Your task is to repeat the lines below exactly, excluding any pictures they contain.

** START OF Source material **

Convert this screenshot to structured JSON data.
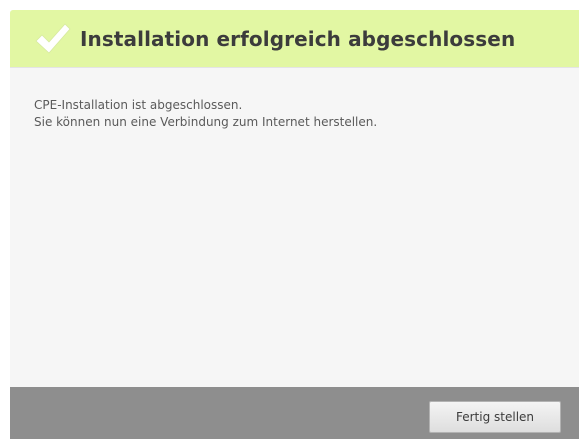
{
  "dialog": {
    "header": {
      "title": "Installation erfolgreich abgeschlossen",
      "icon": "checkmark-icon",
      "background_color": "#e2f7a3"
    },
    "message": {
      "line1": "CPE-Installation ist abgeschlossen.",
      "line2": "Sie können nun eine Verbindung zum Internet herstellen."
    },
    "footer": {
      "finish_label": "Fertig stellen",
      "background_color": "#8e8e8e"
    }
  }
}
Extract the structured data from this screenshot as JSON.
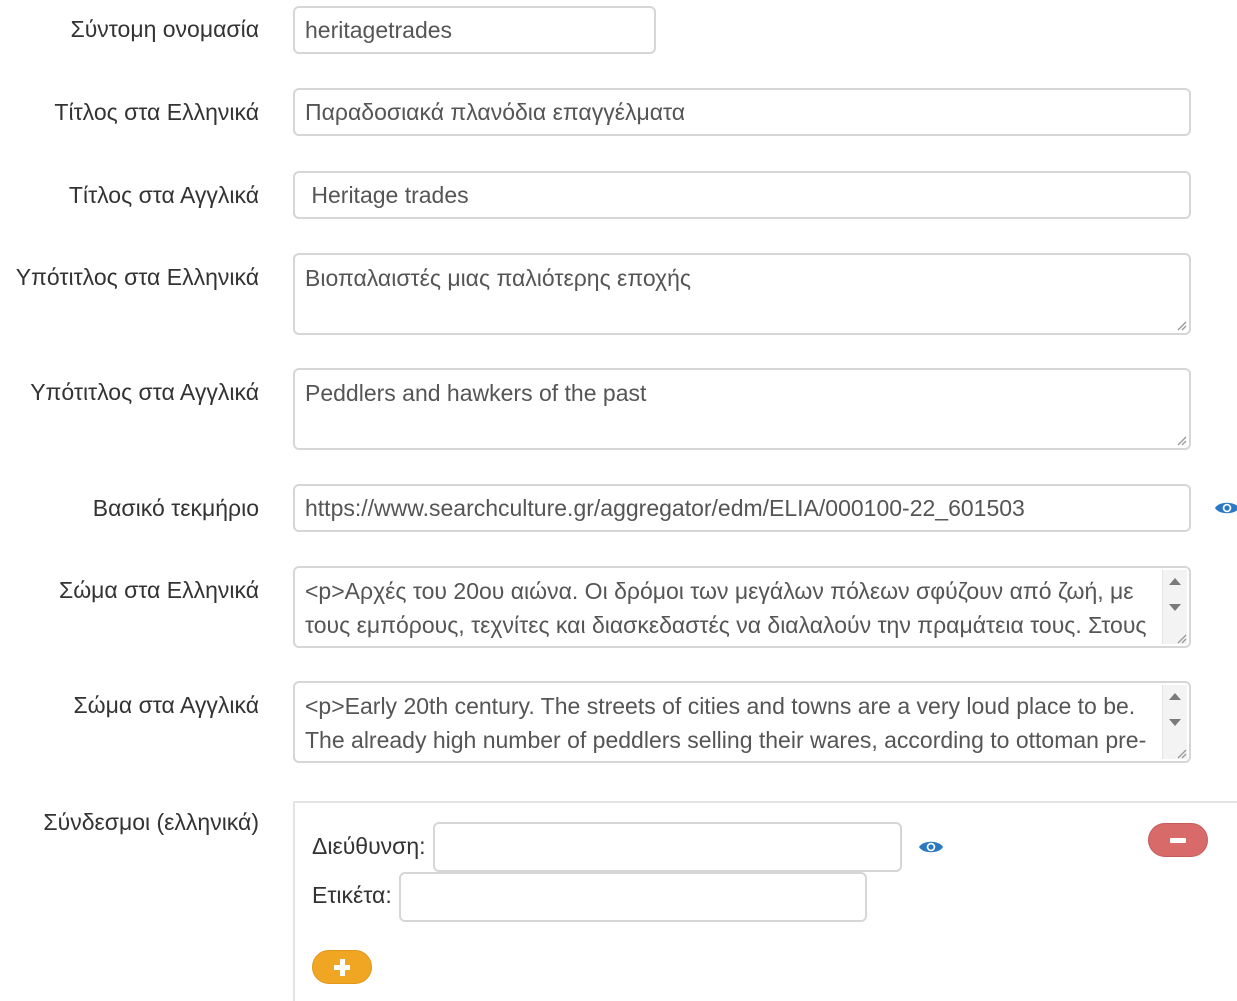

** END OF Source material **

» Response to this task:
Convert this screenshot to structured JSON data.
{
  "dialog": {
    "header": {
      "title": "Installation erfolgreich abgeschlossen",
      "icon": "checkmark-icon",
      "background_color": "#e2f7a3"
    },
    "message": {
      "line1": "CPE-Installation ist abgeschlossen.",
      "line2": "Sie können nun eine Verbindung zum Internet herstellen."
    },
    "footer": {
      "finish_label": "Fertig stellen",
      "background_color": "#8e8e8e"
    }
  }
}
Extract the structured data from this screenshot as JSON.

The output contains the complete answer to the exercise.